WRITTEN EXERCISE: Report the count of lines below that include "frac", without any other text.

RECORDS SUPPLIED:
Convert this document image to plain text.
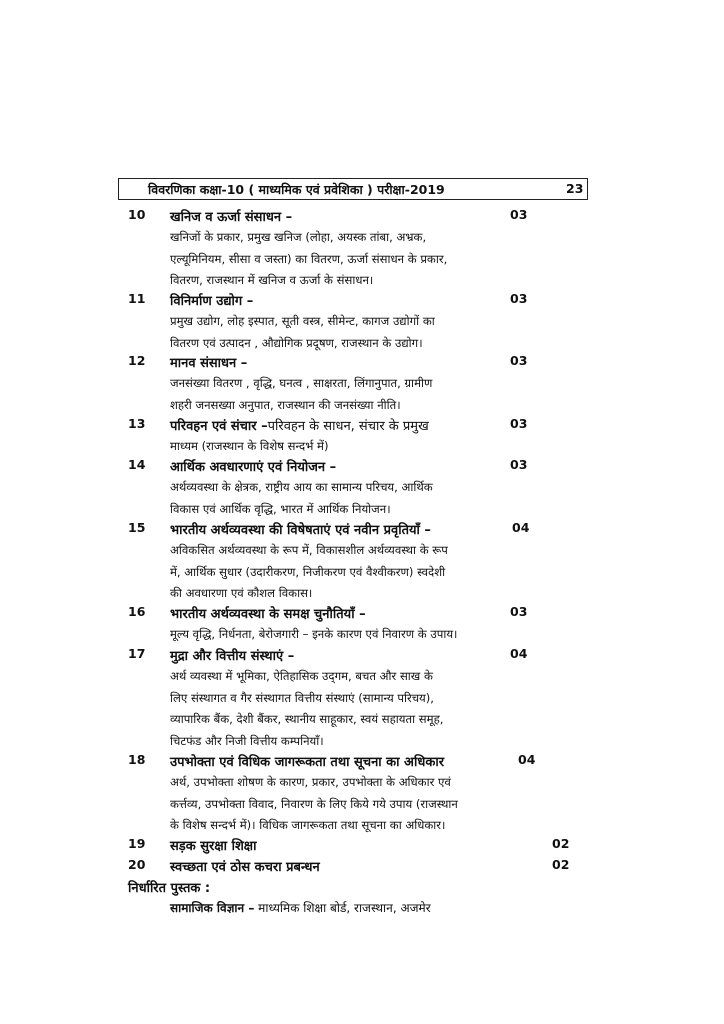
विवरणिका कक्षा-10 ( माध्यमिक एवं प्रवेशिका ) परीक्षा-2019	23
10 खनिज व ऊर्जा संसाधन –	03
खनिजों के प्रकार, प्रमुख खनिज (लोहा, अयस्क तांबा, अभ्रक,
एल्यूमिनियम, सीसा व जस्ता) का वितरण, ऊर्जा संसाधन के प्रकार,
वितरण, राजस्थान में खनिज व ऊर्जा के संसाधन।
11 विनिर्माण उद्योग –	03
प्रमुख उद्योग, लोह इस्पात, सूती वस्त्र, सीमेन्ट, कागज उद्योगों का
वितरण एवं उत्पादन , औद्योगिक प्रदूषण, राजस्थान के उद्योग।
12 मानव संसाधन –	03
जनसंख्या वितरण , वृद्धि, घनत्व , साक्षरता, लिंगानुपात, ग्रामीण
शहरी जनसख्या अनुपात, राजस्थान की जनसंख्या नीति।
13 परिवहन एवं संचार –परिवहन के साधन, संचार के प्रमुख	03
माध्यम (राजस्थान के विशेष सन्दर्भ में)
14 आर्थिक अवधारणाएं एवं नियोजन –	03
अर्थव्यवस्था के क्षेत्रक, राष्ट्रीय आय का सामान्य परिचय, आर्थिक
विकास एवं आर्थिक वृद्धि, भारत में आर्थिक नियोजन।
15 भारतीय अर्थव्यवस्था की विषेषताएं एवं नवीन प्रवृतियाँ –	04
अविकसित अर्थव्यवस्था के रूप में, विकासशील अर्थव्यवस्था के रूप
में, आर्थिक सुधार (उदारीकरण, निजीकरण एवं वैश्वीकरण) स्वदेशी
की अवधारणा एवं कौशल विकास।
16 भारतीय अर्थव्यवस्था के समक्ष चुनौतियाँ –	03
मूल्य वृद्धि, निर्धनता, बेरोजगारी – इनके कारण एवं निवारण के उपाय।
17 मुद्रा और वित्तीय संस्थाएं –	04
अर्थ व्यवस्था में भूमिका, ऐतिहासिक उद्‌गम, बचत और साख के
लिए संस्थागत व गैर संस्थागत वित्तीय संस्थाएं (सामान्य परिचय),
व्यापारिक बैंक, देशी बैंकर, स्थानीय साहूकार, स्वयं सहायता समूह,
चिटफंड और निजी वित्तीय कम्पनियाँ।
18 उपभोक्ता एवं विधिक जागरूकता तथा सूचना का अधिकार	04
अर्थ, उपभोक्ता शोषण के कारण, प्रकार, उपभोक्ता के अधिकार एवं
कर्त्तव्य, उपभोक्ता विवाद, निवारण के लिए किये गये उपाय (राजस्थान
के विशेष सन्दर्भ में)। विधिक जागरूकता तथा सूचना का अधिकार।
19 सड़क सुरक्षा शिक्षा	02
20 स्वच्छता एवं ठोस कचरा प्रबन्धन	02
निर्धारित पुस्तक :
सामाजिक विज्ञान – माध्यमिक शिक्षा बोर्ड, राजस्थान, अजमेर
* * *
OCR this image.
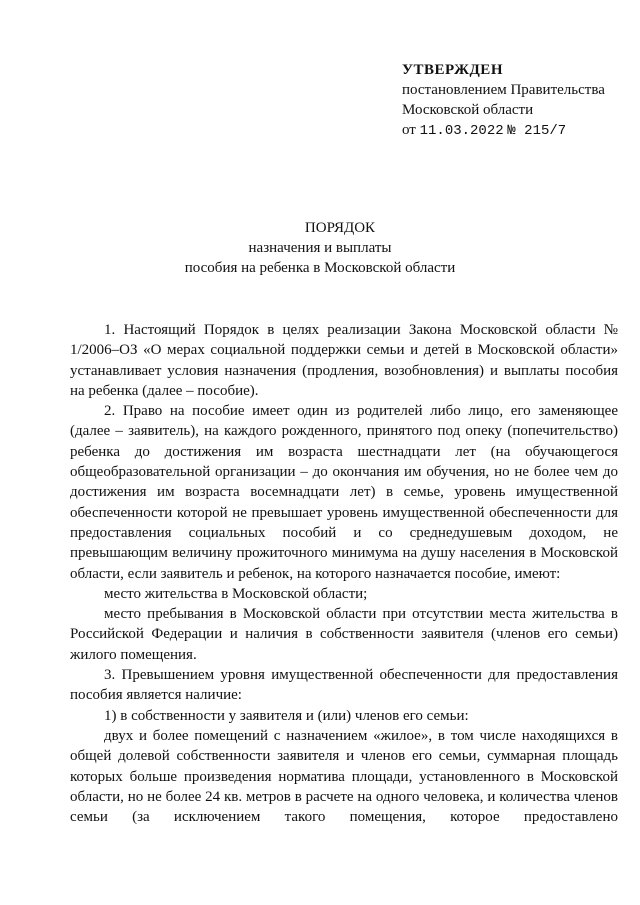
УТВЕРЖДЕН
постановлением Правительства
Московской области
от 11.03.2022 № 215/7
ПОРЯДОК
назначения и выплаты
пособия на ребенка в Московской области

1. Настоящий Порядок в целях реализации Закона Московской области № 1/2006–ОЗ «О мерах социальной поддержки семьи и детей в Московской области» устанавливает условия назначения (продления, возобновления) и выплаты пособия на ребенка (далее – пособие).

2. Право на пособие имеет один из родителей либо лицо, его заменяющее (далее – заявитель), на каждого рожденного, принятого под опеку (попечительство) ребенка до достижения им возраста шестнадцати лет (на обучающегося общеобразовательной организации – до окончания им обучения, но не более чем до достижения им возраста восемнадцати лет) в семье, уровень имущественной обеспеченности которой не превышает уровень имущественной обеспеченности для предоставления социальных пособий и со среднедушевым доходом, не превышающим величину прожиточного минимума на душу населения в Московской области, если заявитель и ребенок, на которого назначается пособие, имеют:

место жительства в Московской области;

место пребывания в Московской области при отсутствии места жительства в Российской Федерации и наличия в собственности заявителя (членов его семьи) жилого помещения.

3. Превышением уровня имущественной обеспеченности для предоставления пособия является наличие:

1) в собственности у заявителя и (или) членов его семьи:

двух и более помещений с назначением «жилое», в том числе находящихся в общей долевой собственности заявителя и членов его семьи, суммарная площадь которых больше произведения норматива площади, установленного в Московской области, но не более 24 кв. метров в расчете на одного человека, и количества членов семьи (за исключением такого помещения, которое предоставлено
...
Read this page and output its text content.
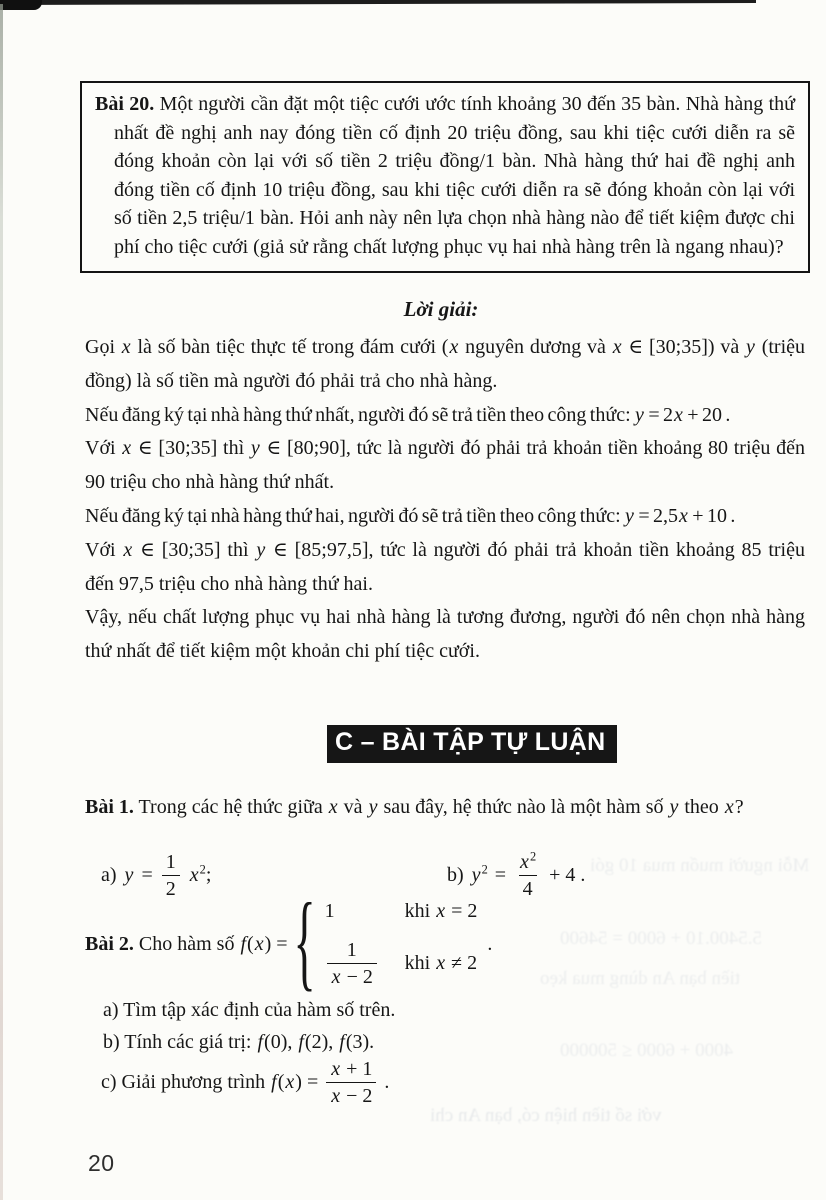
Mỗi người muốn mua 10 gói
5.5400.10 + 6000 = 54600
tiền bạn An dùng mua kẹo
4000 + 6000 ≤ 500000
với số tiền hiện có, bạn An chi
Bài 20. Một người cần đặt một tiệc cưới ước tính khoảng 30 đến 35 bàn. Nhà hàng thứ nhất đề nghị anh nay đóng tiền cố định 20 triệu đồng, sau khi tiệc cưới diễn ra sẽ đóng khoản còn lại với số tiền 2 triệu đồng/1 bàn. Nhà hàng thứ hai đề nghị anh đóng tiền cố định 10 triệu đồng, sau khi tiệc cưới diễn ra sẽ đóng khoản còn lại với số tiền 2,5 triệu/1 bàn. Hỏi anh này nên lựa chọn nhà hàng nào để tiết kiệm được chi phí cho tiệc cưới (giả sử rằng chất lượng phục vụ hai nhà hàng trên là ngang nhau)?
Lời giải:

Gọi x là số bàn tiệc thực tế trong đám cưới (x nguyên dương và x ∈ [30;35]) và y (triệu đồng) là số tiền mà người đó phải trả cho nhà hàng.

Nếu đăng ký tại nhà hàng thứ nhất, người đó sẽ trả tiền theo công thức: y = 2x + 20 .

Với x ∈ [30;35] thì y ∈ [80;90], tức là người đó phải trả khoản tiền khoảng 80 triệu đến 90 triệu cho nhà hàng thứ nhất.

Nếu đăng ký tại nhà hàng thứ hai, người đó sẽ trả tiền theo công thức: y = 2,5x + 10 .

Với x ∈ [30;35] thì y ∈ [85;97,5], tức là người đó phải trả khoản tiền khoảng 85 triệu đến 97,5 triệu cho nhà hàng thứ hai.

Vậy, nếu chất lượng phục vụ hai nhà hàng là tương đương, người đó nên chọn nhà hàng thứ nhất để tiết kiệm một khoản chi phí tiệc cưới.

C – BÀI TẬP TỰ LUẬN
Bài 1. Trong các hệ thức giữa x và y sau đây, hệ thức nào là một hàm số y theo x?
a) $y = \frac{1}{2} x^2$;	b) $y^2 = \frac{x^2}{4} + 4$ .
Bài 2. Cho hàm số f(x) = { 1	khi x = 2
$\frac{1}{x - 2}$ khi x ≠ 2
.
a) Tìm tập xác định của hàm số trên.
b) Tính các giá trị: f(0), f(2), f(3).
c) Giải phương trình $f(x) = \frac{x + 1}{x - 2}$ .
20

TASK ANSWER: 3